Work to do
Extract every line below that contains the string "frame". Case counts.

Stored data entries:
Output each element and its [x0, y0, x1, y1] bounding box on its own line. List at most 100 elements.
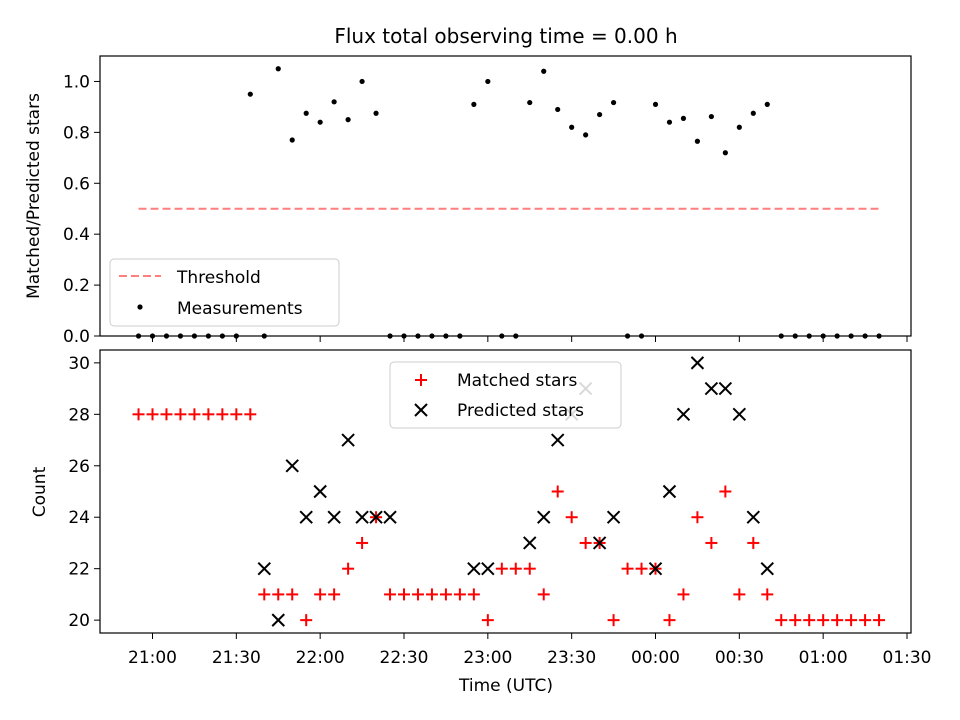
measurement-point [485, 78, 491, 85]
predicted-star-point [606, 510, 621, 524]
matched-star-point [579, 536, 592, 549]
bottom-y-tick-label: 20 [68, 611, 90, 631]
bottom-x-tick-label: 22:00 [296, 648, 345, 668]
top-legend-frame [109, 258, 340, 327]
predicted-star-point [271, 613, 285, 627]
measurements-legend-label: Measurements [177, 299, 303, 319]
predicted-star-point [313, 484, 327, 499]
matched-star-point [216, 408, 229, 421]
matched-star-point [328, 588, 341, 601]
measurement-point [722, 150, 728, 156]
matched-legend-label: Matched stars [457, 371, 577, 391]
measurement-point [708, 113, 714, 120]
bottom-x-tick-label: 23:00 [463, 648, 512, 668]
matched-star-point [160, 408, 173, 421]
matched-star-point [481, 614, 494, 627]
measurement-point [652, 101, 659, 107]
matched-star-point [775, 614, 788, 627]
matched-star-point [411, 588, 424, 601]
bottom-y-tick-label: 30 [68, 354, 90, 374]
matched-star-point [272, 588, 285, 601]
bottom-x-tick-label: 01:00 [799, 648, 848, 668]
matched-star-point [146, 408, 159, 421]
matched-star-point [747, 536, 760, 549]
measurements-legend-swatch [137, 304, 143, 310]
bottom-y-tick-label: 26 [68, 457, 90, 477]
predicted-star-point [592, 536, 607, 550]
matched-star-point [342, 562, 355, 575]
bottom-panel: 20 22 24 26 28 30 21:00 21:30 22:00 22:30 23:00 23… [30, 349, 932, 696]
measurement-point [694, 138, 701, 144]
bottom-legend-frame [389, 361, 622, 429]
matched-star-point [356, 536, 369, 549]
bottom-y-axis: 20 22 24 26 28 30 [68, 354, 100, 631]
predicted-star-point [662, 484, 677, 499]
measurement-point [373, 110, 379, 116]
measurement-point [764, 101, 770, 107]
measurement-point [583, 132, 589, 138]
bottom-x-tick-label: 00:30 [715, 648, 764, 668]
bottom-y-tick-label: 22 [68, 560, 90, 580]
predicted-star-point [690, 356, 705, 370]
matched-star-point [286, 588, 299, 601]
predicted-legend-label: Predicted stars [457, 401, 584, 421]
matched-star-point [831, 614, 844, 627]
matched-star-point [817, 614, 830, 627]
measurement-point [597, 111, 603, 118]
matched-star-point [495, 562, 508, 575]
matched-star-point [425, 588, 438, 601]
matched-star-point [258, 588, 271, 601]
predicted-star-point [648, 561, 663, 576]
measurement-point [289, 137, 295, 143]
matched-star-point [300, 614, 313, 627]
measurement-point [666, 119, 673, 125]
predicted-legend-swatch [414, 403, 428, 417]
top-y-tick-label: 0.0 [63, 327, 90, 347]
predicted-star-point [550, 433, 565, 447]
measurement-point [345, 117, 351, 123]
measurement-point [736, 124, 742, 130]
bottom-legend: Matched stars Predicted stars [389, 361, 622, 429]
bottom-x-axis: 21:00 21:30 22:00 22:30 23:00 23:30 00:00 00:30… [128, 633, 932, 668]
matched-star-point [845, 614, 858, 627]
bottom-panel-frame [99, 349, 912, 634]
measurement-point [331, 99, 337, 105]
matched-star-point [467, 588, 480, 601]
matched-star-point [551, 485, 564, 498]
measurement-point [569, 124, 575, 130]
matched-star-point [509, 562, 522, 575]
bottom-x-axis-label: Time (UTC) [458, 676, 553, 696]
predicted-star-point [355, 510, 369, 524]
bottom-y-axis-label: Count [30, 466, 50, 517]
bottom-y-tick-label: 24 [68, 508, 90, 528]
predicted-star-point [523, 536, 537, 550]
matched-star-point [439, 588, 452, 601]
predicted-star-point [299, 510, 313, 524]
bottom-x-tick-label: 23:30 [547, 648, 596, 668]
bottom-x-tick-label: 01:30 [883, 648, 932, 668]
predicted-star-point [467, 561, 481, 576]
measurement-point [471, 101, 477, 107]
bottom-x-tick-label: 00:00 [631, 648, 680, 668]
matched-star-point [621, 562, 634, 575]
predicted-star-point [704, 381, 719, 396]
top-panel-title: Flux total observing time = 0.00 h [334, 24, 677, 48]
matched-star-point [314, 588, 327, 601]
predicted-star-point [760, 561, 774, 576]
predicted-star-point [285, 459, 299, 473]
measurement-point [317, 119, 323, 125]
bottom-plot-area [132, 356, 886, 627]
matched-star-point [565, 511, 578, 524]
predicted-star-point [369, 510, 383, 524]
matched-star-point [761, 588, 774, 601]
matched-star-point [132, 408, 145, 421]
matched-star-point [453, 588, 466, 601]
predicted-star-point [327, 510, 341, 524]
matched-star-point [523, 562, 536, 575]
bottom-x-tick-label: 21:00 [128, 648, 177, 668]
matched-star-point [244, 408, 257, 421]
bottom-y-tick-label: 28 [68, 405, 90, 425]
top-y-tick-label: 0.6 [63, 174, 90, 194]
matched-star-point [859, 614, 872, 627]
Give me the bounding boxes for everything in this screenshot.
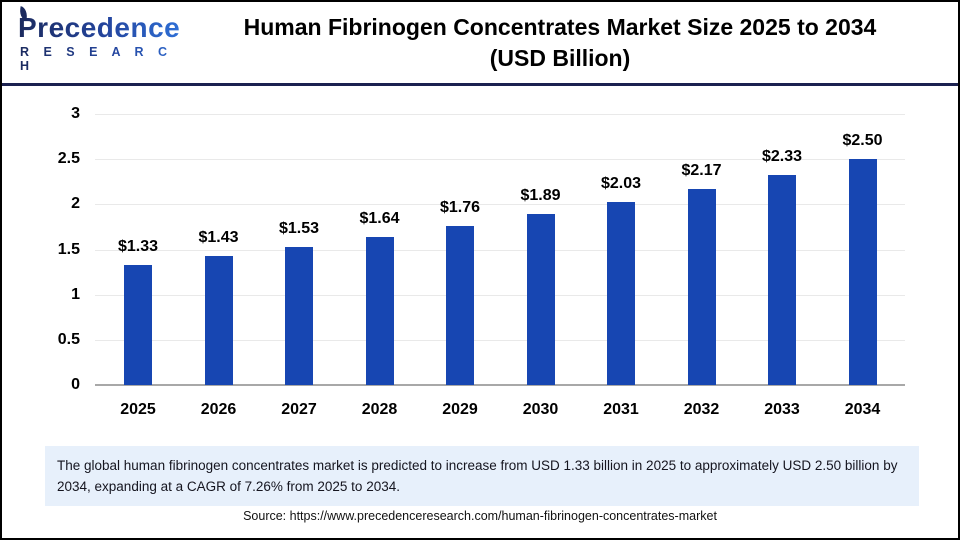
brand-subtitle: R E S E A R C H	[18, 45, 192, 73]
x-tick-label: 2030	[522, 401, 559, 418]
x-tick-label: 2033	[764, 401, 800, 418]
gridline	[95, 339, 905, 341]
header: Precedence R E S E A R C H Human Fibrino…	[2, 2, 958, 86]
bar-2026	[204, 255, 233, 385]
bar-value-label: $2.03	[600, 174, 642, 192]
y-tick-label: 1.5	[57, 240, 80, 258]
y-tick-label: 2.5	[57, 150, 80, 168]
bar-2025	[124, 264, 152, 385]
bar-2029	[446, 226, 474, 385]
x-tick-label: 2034	[844, 401, 881, 418]
summary-note: The global human fibrinogen concentrates…	[45, 446, 919, 506]
x-tick-label: 2027	[281, 401, 317, 418]
bar-value-label: $1.53	[278, 219, 320, 237]
gridline	[95, 294, 905, 296]
gridline	[95, 114, 905, 115]
summary-text: The global human fibrinogen concentrates…	[57, 458, 898, 494]
bar-2034	[848, 159, 877, 385]
gridline	[95, 204, 905, 206]
bar-value-label: $1.64	[359, 209, 400, 227]
y-tick-label: 1	[71, 285, 80, 303]
title-line-1: Human Fibrinogen Concentrates Market Siz…	[243, 13, 877, 40]
y-tick-label: 3	[71, 105, 80, 122]
bar-value-label: $1.76	[439, 199, 481, 216]
brand-logo: Precedence R E S E A R C H	[2, 6, 192, 73]
bar-value-label: $1.33	[117, 237, 159, 255]
x-tick-label: 2031	[603, 401, 639, 418]
x-tick-label: 2025	[120, 401, 156, 418]
bar-value-label: $1.89	[520, 187, 561, 205]
page-title: Human Fibrinogen Concentrates Market Siz…	[192, 12, 958, 74]
bar-2031	[607, 201, 635, 385]
bar-2032	[687, 188, 716, 385]
bar-value-label: $2.17	[681, 161, 722, 179]
gridline	[95, 249, 905, 251]
x-tick-label: 2032	[683, 401, 720, 418]
source-line: Source: https://www.precedenceresearch.c…	[243, 509, 717, 523]
y-tick-label: 0	[71, 376, 80, 393]
bar-value-label: $2.33	[761, 147, 803, 165]
y-tick-label: 2	[71, 195, 80, 213]
bar-2027	[285, 246, 313, 385]
x-axis-line	[95, 384, 905, 386]
bar-2033	[768, 174, 796, 385]
gridline	[95, 159, 905, 161]
bar-2030	[526, 214, 555, 385]
y-tick-label: 0.5	[57, 330, 80, 348]
bar-2028	[365, 236, 394, 385]
title-line-2: (USD Billion)	[489, 44, 631, 71]
x-tick-label: 2029	[442, 401, 478, 418]
x-tick-label: 2026	[200, 401, 237, 418]
x-tick-label: 2028	[361, 401, 398, 418]
bar-value-label: $2.50	[842, 132, 883, 150]
bar-value-label: $1.43	[198, 228, 239, 246]
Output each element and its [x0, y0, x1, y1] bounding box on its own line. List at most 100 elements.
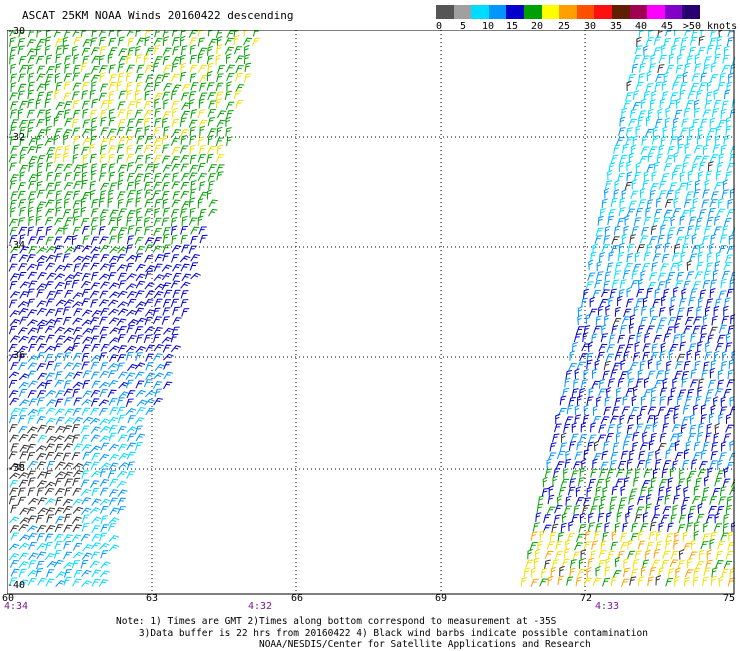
wind-barb — [587, 272, 596, 281]
wind-barb — [72, 317, 83, 325]
wind-barb — [36, 155, 46, 164]
wind-barb — [63, 327, 75, 335]
wind-barb — [578, 524, 587, 533]
wind-barb — [9, 126, 17, 136]
wind-barb — [189, 73, 197, 83]
wind-barb — [607, 169, 613, 181]
wind-barb — [583, 288, 590, 299]
wind-barb — [28, 343, 37, 353]
wind-barb — [45, 525, 56, 533]
wind-barb — [199, 234, 208, 244]
wind-barb — [108, 153, 115, 164]
wind-barb — [686, 476, 692, 487]
wind-barb — [80, 206, 87, 217]
wind-barb — [171, 199, 181, 208]
wind-barb — [678, 514, 687, 524]
wind-barb — [98, 65, 108, 74]
wind-barb — [579, 353, 588, 362]
wind-barb — [697, 171, 704, 182]
wind-barb — [705, 559, 713, 569]
wind-barb — [99, 36, 107, 46]
wind-barb — [116, 397, 125, 406]
wind-barb — [235, 84, 245, 93]
wind-barb — [592, 405, 599, 416]
wind-barb — [648, 30, 653, 37]
wind-barb — [623, 100, 632, 109]
wind-barb — [153, 334, 161, 343]
wind-barb — [153, 237, 162, 246]
wind-barb — [197, 198, 204, 209]
wind-barb — [82, 416, 94, 424]
wind-barb — [90, 361, 100, 370]
wind-barb — [206, 189, 213, 200]
wind-barb — [653, 414, 660, 425]
legend-tick-50: >50 knots — [682, 21, 738, 32]
wind-barb — [26, 109, 35, 119]
legend-tick-25: 25 — [557, 21, 571, 32]
wind-barb — [711, 441, 718, 452]
wind-barb — [55, 53, 62, 64]
wind-barb — [154, 298, 163, 307]
wind-barb — [577, 314, 583, 326]
wind-barb — [588, 434, 597, 444]
wind-barb — [63, 30, 73, 38]
wind-barb — [656, 496, 664, 506]
wind-barb — [189, 37, 198, 46]
wind-barb — [55, 471, 66, 478]
wind-barb — [54, 524, 64, 533]
wind-barb — [90, 74, 100, 83]
wind-barb — [9, 397, 19, 406]
lon-label-69e: 69 — [434, 593, 448, 604]
wind-barb — [107, 389, 117, 398]
wind-barb — [681, 416, 690, 426]
wind-barb — [10, 504, 19, 514]
wind-barb — [153, 137, 163, 146]
wind-barb — [597, 512, 605, 523]
wind-barb — [53, 289, 63, 298]
wind-barb — [535, 512, 542, 523]
wind-barb — [621, 107, 628, 118]
wind-barb — [53, 30, 63, 38]
wind-barb — [64, 513, 72, 523]
wind-barb — [632, 441, 639, 452]
legend-tick-5: 5 — [459, 21, 467, 32]
wind-barb — [681, 377, 688, 388]
wind-barb — [134, 179, 141, 190]
wind-barb — [677, 54, 683, 65]
wind-barb — [179, 54, 186, 65]
legend-swatch — [576, 5, 595, 19]
wind-barb — [665, 540, 672, 550]
wind-barb — [626, 458, 633, 469]
wind-barb — [690, 539, 697, 550]
wind-barb — [98, 381, 110, 389]
wind-barb — [62, 452, 71, 461]
wind-barb — [89, 417, 101, 425]
wind-barb — [673, 494, 680, 505]
wind-barb — [73, 263, 82, 273]
wind-barb — [709, 538, 715, 550]
wind-barb — [117, 30, 122, 37]
wind-barb — [71, 452, 81, 461]
wind-barb — [680, 251, 686, 262]
wind-barb — [144, 316, 153, 326]
wind-barb — [143, 109, 154, 118]
wind-barb — [180, 181, 190, 190]
wind-barb — [645, 458, 652, 469]
wind-barb — [654, 244, 663, 254]
wind-barb — [698, 35, 705, 46]
wind-barb — [170, 73, 180, 82]
wind-barb — [720, 532, 729, 541]
wind-barb — [658, 190, 667, 199]
wind-barb — [719, 486, 727, 496]
wind-barb — [125, 351, 134, 361]
wind-barb — [46, 569, 55, 578]
wind-barb — [555, 413, 561, 425]
wind-barb — [63, 388, 73, 397]
wind-barb — [44, 80, 51, 91]
wind-barb — [27, 119, 36, 129]
wind-barb — [72, 388, 80, 398]
wind-barb — [172, 289, 181, 299]
wind-barb — [661, 468, 669, 479]
wind-barb — [143, 145, 152, 154]
wind-barb — [675, 98, 682, 109]
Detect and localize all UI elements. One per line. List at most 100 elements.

Reply to the exercise
top-legend-frame [109, 258, 340, 327]
bottom-legend-frame [389, 361, 622, 429]
bottom-panel-frame [99, 349, 912, 634]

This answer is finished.